─── Vorgegebener Text

Dort ist es das übermächtige, aggressive und expansionistische China.
Die USA hatten China, aber nicht Russland auf ihrer geopolitischen Rechnung
Geopolitisch betrachtet ist Russland aus
der Perspektive der USA jedoch ein offensichtlich unerwartetes, neues Problem.
Denn eigentlich hatte Präsident Obama den wirtschafts-, außen- und
verteidigungspolitischen Schwerpunkt bereits Ende 2011 von Europa in den
asiatisch-pazifischen Raum verlegt. (5)
Allerdings fährt er trotzdem die Kosten
für den US-Verteidigungshaushalt deutlich zurück. In Anbetracht der rasant
gestiegenen Staatsverschuldung der USA und der Notwendigkeit, die
Staatsfinanzen in den Griff zu bekommen, ohne bei den innenpolitischen Zielen
Abstriche machen zu müssen, bleibt ihm auch kaum eine andere Wahl. Gerade erst
hat das überparteiliche Congressional Budget Office (CBO) seine Prognose für das
Wachstum der US-Wirtschaft in diesem Jahr nach unten und die für das
US-Haushaltsdefizit nach oben korrigiert. Die US-Wirtschaft soll demnach 2014
nur um 1,5 Prozent wachsen. Die Defizitprognose wurde von 492 auf 506
Milliarden Dollar erhöht. (6)

──────
─── Bereitgestelltes Material

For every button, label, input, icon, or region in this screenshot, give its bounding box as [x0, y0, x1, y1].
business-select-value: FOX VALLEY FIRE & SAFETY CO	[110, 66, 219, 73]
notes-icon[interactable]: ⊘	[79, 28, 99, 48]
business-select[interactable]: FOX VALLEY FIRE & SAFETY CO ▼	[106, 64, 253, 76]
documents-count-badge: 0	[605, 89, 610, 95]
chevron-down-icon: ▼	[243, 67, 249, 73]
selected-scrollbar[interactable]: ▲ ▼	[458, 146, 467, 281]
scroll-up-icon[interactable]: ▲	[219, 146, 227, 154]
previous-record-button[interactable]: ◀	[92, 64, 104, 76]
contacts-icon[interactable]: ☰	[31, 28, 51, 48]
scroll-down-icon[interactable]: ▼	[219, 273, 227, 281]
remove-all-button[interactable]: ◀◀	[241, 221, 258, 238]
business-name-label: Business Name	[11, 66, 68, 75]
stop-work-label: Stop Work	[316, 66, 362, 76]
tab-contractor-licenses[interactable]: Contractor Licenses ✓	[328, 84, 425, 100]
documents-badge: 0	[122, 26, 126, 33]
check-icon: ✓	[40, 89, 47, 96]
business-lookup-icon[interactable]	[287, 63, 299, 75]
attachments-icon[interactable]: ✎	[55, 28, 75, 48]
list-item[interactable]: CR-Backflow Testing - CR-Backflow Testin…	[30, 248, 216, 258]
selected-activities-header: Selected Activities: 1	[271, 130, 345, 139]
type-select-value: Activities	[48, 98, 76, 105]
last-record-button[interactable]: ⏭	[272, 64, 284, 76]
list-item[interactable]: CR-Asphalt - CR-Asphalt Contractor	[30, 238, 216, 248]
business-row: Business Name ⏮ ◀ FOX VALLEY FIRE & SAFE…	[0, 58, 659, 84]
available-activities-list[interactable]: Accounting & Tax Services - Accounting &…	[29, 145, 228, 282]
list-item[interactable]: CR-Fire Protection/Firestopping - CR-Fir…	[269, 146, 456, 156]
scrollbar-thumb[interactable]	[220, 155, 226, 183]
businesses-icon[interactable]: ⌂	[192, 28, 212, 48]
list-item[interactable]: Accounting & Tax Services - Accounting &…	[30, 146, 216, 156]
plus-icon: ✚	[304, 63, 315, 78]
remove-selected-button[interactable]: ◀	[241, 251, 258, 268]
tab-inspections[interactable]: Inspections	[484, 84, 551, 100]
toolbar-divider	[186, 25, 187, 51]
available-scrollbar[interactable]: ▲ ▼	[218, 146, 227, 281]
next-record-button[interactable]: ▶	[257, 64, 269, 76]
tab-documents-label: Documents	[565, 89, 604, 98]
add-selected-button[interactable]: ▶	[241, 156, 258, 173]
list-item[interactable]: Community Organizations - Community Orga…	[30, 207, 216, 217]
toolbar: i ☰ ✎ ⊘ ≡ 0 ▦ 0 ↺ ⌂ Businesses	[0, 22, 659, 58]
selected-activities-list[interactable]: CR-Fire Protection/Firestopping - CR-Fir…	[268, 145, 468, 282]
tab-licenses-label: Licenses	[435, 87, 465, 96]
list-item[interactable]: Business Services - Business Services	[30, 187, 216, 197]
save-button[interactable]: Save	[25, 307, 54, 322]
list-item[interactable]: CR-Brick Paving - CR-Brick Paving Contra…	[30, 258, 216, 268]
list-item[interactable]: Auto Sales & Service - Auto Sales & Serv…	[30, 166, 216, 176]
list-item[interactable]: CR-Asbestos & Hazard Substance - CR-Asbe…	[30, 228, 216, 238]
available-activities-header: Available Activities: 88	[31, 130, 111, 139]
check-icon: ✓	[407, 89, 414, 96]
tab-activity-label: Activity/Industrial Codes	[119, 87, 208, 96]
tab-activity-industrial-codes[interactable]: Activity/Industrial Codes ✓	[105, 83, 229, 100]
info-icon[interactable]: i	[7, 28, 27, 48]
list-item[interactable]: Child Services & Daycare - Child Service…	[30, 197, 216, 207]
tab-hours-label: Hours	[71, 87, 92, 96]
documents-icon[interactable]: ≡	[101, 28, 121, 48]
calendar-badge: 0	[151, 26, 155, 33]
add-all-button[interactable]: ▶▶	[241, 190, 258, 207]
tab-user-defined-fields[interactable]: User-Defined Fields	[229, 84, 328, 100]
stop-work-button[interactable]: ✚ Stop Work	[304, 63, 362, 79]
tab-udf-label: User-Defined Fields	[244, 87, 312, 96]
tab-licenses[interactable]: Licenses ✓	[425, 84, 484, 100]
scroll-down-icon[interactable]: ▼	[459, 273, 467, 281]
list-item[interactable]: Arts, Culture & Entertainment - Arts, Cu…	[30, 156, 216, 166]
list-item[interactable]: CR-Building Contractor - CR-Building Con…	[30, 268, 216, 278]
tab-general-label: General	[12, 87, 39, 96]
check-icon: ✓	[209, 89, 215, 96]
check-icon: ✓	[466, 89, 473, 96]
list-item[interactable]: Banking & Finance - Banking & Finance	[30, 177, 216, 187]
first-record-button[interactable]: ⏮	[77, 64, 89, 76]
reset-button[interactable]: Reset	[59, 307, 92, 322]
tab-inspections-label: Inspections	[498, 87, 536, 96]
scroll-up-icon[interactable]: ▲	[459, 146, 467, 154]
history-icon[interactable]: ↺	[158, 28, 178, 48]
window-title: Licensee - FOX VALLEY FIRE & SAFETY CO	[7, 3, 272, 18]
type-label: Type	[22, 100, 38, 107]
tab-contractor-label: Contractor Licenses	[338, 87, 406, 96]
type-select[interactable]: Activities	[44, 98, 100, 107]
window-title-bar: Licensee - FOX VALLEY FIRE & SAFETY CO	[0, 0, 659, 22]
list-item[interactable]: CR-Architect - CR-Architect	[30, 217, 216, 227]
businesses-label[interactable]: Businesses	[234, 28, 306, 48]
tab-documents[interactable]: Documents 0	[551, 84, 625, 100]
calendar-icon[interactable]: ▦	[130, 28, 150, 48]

──────

_Zu erledigende Arbeiten_
A. Warum fährt Präsident Obama laut dem Text über die Geopolitik der USA die Kosten für den US-Verteidigungshaushalt deutlich zurück? Antworte in einem bis drei Sätzen.
B. Gib den Abschnitt der Auflistung neu wieder, der mit ihrer ersten Zeile beginnt und mit der Zeile endet, die „156, 258, 173]“ enthält, beide eingeschlossen. Ersetze darin „Business Name“ durch „Firmenname“ und lass alles andere unverändert.

_Lösungen je Aufgabe_
A. Die Staatsverschuldung der USA ist rasant gestiegen, und die Staatsfinanzen müssen in den Griff gebracht werden. Dabei sollen bei den innenpolitischen Zielen keine Abstriche gemacht werden. Deshalb bleibt ihm kaum eine andere Wahl.

B.
For every button, label, input, icon, or region in this screenshot, give its bounding box as [x0, y0, x1, y1].
business-select-value: FOX VALLEY FIRE & SAFETY CO	[110, 66, 219, 73]
notes-icon[interactable]: ⊘	[79, 28, 99, 48]
business-select[interactable]: FOX VALLEY FIRE & SAFETY CO ▼	[106, 64, 253, 76]
documents-count-badge: 0	[605, 89, 610, 95]
chevron-down-icon: ▼	[243, 67, 249, 73]
selected-scrollbar[interactable]: ▲ ▼	[458, 146, 467, 281]
scroll-up-icon[interactable]: ▲	[219, 146, 227, 154]
previous-record-button[interactable]: ◀	[92, 64, 104, 76]
contacts-icon[interactable]: ☰	[31, 28, 51, 48]
scroll-down-icon[interactable]: ▼	[219, 273, 227, 281]
remove-all-button[interactable]: ◀◀	[241, 221, 258, 238]
business-name-label: Firmenname	[11, 66, 68, 75]
stop-work-label: Stop Work	[316, 66, 362, 76]
tab-contractor-licenses[interactable]: Contractor Licenses ✓	[328, 84, 425, 100]
documents-badge: 0	[122, 26, 126, 33]
check-icon: ✓	[40, 89, 47, 96]
business-lookup-icon[interactable]	[287, 63, 299, 75]
attachments-icon[interactable]: ✎	[55, 28, 75, 48]
list-item[interactable]: CR-Backflow Testing - CR-Backflow Testin…	[30, 248, 216, 258]
selected-activities-header: Selected Activities: 1	[271, 130, 345, 139]
type-select-value: Activities	[48, 98, 76, 105]
last-record-button[interactable]: ⏭	[272, 64, 284, 76]
list-item[interactable]: CR-Asphalt - CR-Asphalt Contractor	[30, 238, 216, 248]
business-row: Firmenname ⏮ ◀ FOX VALLEY FIRE & SAFE…	[0, 58, 659, 84]
available-activities-list[interactable]: Accounting & Tax Services - Accounting &…	[29, 145, 228, 282]
list-item[interactable]: CR-Fire Protection/Firestopping - CR-Fir…	[269, 146, 456, 156]
scrollbar-thumb[interactable]	[220, 155, 226, 183]
businesses-icon[interactable]: ⌂	[192, 28, 212, 48]
list-item[interactable]: Accounting & Tax Services - Accounting &…	[30, 146, 216, 156]
plus-icon: ✚	[304, 63, 315, 78]
remove-selected-button[interactable]: ◀	[241, 251, 258, 268]
tab-inspections[interactable]: Inspections	[484, 84, 551, 100]
toolbar-divider	[186, 25, 187, 51]
available-scrollbar[interactable]: ▲ ▼	[218, 146, 227, 281]
next-record-button[interactable]: ▶	[257, 64, 269, 76]
tab-documents-label: Documents	[565, 89, 604, 98]
add-selected-button[interactable]: ▶	[241, 156, 258, 173]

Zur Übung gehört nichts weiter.